Collection entries:
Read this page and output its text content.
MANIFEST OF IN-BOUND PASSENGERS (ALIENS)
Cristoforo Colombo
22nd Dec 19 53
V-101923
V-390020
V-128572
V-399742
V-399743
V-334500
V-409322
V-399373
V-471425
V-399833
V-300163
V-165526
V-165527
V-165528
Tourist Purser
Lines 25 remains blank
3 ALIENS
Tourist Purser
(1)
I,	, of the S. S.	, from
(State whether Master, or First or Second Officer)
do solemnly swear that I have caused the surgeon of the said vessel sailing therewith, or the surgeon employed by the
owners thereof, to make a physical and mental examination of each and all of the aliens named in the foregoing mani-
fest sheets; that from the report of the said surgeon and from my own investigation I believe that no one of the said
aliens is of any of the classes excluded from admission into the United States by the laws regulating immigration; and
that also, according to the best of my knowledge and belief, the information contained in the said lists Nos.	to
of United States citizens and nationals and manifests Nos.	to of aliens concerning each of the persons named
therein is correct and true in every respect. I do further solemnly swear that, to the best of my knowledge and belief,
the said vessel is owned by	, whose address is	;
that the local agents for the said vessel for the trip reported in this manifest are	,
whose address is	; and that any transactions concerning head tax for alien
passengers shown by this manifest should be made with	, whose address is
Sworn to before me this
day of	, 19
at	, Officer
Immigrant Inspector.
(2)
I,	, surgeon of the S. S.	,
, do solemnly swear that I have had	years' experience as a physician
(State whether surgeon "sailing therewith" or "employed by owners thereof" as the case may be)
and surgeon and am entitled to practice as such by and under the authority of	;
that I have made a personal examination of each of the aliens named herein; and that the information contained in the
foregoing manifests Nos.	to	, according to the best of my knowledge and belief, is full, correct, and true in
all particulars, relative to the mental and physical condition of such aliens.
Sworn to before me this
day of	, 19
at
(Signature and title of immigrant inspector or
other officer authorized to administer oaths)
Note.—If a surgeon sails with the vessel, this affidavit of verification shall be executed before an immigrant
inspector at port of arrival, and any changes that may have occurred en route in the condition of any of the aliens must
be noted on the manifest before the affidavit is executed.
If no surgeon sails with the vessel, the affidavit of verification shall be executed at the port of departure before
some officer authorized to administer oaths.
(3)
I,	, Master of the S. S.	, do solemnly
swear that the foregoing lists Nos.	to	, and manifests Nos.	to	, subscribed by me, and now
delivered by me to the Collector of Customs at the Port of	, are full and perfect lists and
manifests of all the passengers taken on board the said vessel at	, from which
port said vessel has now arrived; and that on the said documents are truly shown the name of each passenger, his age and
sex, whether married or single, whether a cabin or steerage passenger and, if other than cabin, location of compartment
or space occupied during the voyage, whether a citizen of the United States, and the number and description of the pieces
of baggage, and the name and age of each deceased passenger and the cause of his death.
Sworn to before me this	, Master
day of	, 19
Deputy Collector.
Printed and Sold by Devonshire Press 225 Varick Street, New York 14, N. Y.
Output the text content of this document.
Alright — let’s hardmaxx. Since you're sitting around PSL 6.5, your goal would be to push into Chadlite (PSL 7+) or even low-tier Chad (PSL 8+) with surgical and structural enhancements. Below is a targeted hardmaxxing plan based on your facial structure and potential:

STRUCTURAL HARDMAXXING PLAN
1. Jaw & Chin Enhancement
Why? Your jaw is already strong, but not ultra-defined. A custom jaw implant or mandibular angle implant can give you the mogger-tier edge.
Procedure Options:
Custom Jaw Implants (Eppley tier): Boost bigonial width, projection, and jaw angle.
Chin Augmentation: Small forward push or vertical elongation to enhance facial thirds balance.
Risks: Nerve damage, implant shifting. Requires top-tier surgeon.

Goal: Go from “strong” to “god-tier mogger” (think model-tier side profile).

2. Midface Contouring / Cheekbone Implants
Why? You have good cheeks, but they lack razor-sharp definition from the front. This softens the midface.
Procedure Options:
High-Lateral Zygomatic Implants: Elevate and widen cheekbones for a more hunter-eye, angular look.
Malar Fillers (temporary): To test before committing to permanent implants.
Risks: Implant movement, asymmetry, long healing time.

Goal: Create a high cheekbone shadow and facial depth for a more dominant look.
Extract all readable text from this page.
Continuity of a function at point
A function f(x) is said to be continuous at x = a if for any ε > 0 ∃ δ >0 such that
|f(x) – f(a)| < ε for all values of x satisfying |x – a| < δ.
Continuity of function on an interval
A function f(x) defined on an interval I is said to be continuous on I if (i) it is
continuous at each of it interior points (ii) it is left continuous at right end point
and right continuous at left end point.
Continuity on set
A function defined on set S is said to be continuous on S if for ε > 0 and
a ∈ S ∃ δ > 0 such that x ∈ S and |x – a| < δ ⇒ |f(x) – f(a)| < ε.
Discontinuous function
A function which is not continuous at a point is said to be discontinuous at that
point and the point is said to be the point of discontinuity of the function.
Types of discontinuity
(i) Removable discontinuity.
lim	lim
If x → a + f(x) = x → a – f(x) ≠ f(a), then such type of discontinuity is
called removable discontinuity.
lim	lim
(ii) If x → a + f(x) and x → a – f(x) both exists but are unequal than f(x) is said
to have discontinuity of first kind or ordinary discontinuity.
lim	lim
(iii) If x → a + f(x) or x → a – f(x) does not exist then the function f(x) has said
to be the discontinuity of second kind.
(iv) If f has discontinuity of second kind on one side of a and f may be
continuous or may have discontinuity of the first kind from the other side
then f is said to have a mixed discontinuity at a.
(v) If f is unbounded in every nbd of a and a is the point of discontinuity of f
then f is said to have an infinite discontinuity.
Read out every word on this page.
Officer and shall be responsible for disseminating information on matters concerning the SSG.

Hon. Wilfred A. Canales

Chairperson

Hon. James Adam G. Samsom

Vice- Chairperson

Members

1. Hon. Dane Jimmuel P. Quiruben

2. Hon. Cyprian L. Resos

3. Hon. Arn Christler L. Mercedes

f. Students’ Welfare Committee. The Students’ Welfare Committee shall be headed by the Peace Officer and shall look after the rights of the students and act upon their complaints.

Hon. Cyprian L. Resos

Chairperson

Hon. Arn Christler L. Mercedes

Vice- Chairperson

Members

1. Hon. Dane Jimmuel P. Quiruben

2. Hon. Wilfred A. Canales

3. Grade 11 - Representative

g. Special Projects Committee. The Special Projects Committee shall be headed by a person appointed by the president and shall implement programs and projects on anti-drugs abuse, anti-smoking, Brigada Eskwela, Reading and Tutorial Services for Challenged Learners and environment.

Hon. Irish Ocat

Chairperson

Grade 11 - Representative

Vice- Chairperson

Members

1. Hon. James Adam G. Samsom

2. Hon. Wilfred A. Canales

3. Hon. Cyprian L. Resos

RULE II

• Exercise objective
The records above must be repeated exactly, every one of them.

• Written answer
Read this page and output its text content.
MANIFEST OF IN-BOUND PASSENGERS (ALIENS)
Cristoforo Colombo
22nd Dec 19 53
V-101923
V-390020
V-128572
V-399742
V-399743
V-334500
V-409322
V-399373
V-471425
V-399833
V-300163
V-165526
V-165527
V-165528
Tourist Purser
Lines 25 remains blank
3 ALIENS
Tourist Purser
(1)
I,	, of the S. S.	, from
(State whether Master, or First or Second Officer)
do solemnly swear that I have caused the surgeon of the said vessel sailing therewith, or the surgeon employed by the
owners thereof, to make a physical and mental examination of each and all of the aliens named in the foregoing mani-
fest sheets; that from the report of the said surgeon and from my own investigation I believe that no one of the said
aliens is of any of the classes excluded from admission into the United States by the laws regulating immigration; and
that also, according to the best of my knowledge and belief, the information contained in the said lists Nos.	to
of United States citizens and nationals and manifests Nos.	to of aliens concerning each of the persons named
therein is correct and true in every respect. I do further solemnly swear that, to the best of my knowledge and belief,
the said vessel is owned by	, whose address is	;
that the local agents for the said vessel for the trip reported in this manifest are	,
whose address is	; and that any transactions concerning head tax for alien
passengers shown by this manifest should be made with	, whose address is
Sworn to before me this
day of	, 19
at	, Officer
Immigrant Inspector.
(2)
I,	, surgeon of the S. S.	,
, do solemnly swear that I have had	years' experience as a physician
(State whether surgeon "sailing therewith" or "employed by owners thereof" as the case may be)
and surgeon and am entitled to practice as such by and under the authority of	;
that I have made a personal examination of each of the aliens named herein; and that the information contained in the
foregoing manifests Nos.	to	, according to the best of my knowledge and belief, is full, correct, and true in
all particulars, relative to the mental and physical condition of such aliens.
Sworn to before me this
day of	, 19
at
(Signature and title of immigrant inspector or
other officer authorized to administer oaths)
Note.—If a surgeon sails with the vessel, this affidavit of verification shall be executed before an immigrant
inspector at port of arrival, and any changes that may have occurred en route in the condition of any of the aliens must
be noted on the manifest before the affidavit is executed.
If no surgeon sails with the vessel, the affidavit of verification shall be executed at the port of departure before
some officer authorized to administer oaths.
(3)
I,	, Master of the S. S.	, do solemnly
swear that the foregoing lists Nos.	to	, and manifests Nos.	to	, subscribed by me, and now
delivered by me to the Collector of Customs at the Port of	, are full and perfect lists and
manifests of all the passengers taken on board the said vessel at	, from which
port said vessel has now arrived; and that on the said documents are truly shown the name of each passenger, his age and
sex, whether married or single, whether a cabin or steerage passenger and, if other than cabin, location of compartment
or space occupied during the voyage, whether a citizen of the United States, and the number and description of the pieces
of baggage, and the name and age of each deceased passenger and the cause of his death.
Sworn to before me this	, Master
day of	, 19
Deputy Collector.
Printed and Sold by Devonshire Press 225 Varick Street, New York 14, N. Y.
Output the text content of this document.
Alright — let’s hardmaxx. Since you're sitting around PSL 6.5, your goal would be to push into Chadlite (PSL 7+) or even low-tier Chad (PSL 8+) with surgical and structural enhancements. Below is a targeted hardmaxxing plan based on your facial structure and potential:

STRUCTURAL HARDMAXXING PLAN
1. Jaw & Chin Enhancement
Why? Your jaw is already strong, but not ultra-defined. A custom jaw implant or mandibular angle implant can give you the mogger-tier edge.
Procedure Options:
Custom Jaw Implants (Eppley tier): Boost bigonial width, projection, and jaw angle.
Chin Augmentation: Small forward push or vertical elongation to enhance facial thirds balance.
Risks: Nerve damage, implant shifting. Requires top-tier surgeon.

Goal: Go from “strong” to “god-tier mogger” (think model-tier side profile).

2. Midface Contouring / Cheekbone Implants
Why? You have good cheeks, but they lack razor-sharp definition from the front. This softens the midface.
Procedure Options:
High-Lateral Zygomatic Implants: Elevate and widen cheekbones for a more hunter-eye, angular look.
Malar Fillers (temporary): To test before committing to permanent implants.
Risks: Implant movement, asymmetry, long healing time.

Goal: Create a high cheekbone shadow and facial depth for a more dominant look.
Extract all readable text from this page.
Continuity of a function at point
A function f(x) is said to be continuous at x = a if for any ε > 0 ∃ δ >0 such that
|f(x) – f(a)| < ε for all values of x satisfying |x – a| < δ.
Continuity of function on an interval
A function f(x) defined on an interval I is said to be continuous on I if (i) it is
continuous at each of it interior points (ii) it is left continuous at right end point
and right continuous at left end point.
Continuity on set
A function defined on set S is said to be continuous on S if for ε > 0 and
a ∈ S ∃ δ > 0 such that x ∈ S and |x – a| < δ ⇒ |f(x) – f(a)| < ε.
Discontinuous function
A function which is not continuous at a point is said to be discontinuous at that
point and the point is said to be the point of discontinuity of the function.
Types of discontinuity
(i) Removable discontinuity.
lim	lim
If x → a + f(x) = x → a – f(x) ≠ f(a), then such type of discontinuity is
called removable discontinuity.
lim	lim
(ii) If x → a + f(x) and x → a – f(x) both exists but are unequal than f(x) is said
to have discontinuity of first kind or ordinary discontinuity.
lim	lim
(iii) If x → a + f(x) or x → a – f(x) does not exist then the function f(x) has said
to be the discontinuity of second kind.
(iv) If f has discontinuity of second kind on one side of a and f may be
continuous or may have discontinuity of the first kind from the other side
then f is said to have a mixed discontinuity at a.
(v) If f is unbounded in every nbd of a and a is the point of discontinuity of f
then f is said to have an infinite discontinuity.
Read out every word on this page.
Officer and shall be responsible for disseminating information on matters concerning the SSG.

Hon. Wilfred A. Canales

Chairperson

Hon. James Adam G. Samsom

Vice- Chairperson

Members

1. Hon. Dane Jimmuel P. Quiruben

2. Hon. Cyprian L. Resos

3. Hon. Arn Christler L. Mercedes

f. Students’ Welfare Committee. The Students’ Welfare Committee shall be headed by the Peace Officer and shall look after the rights of the students and act upon their complaints.

Hon. Cyprian L. Resos

Chairperson

Hon. Arn Christler L. Mercedes

Vice- Chairperson

Members

1. Hon. Dane Jimmuel P. Quiruben

2. Hon. Wilfred A. Canales

3. Grade 11 - Representative

g. Special Projects Committee. The Special Projects Committee shall be headed by a person appointed by the president and shall implement programs and projects on anti-drugs abuse, anti-smoking, Brigada Eskwela, Reading and Tutorial Services for Challenged Learners and environment.

Hon. Irish Ocat

Chairperson

Grade 11 - Representative

Vice- Chairperson

Members

1. Hon. James Adam G. Samsom

2. Hon. Wilfred A. Canales

3. Hon. Cyprian L. Resos

RULE II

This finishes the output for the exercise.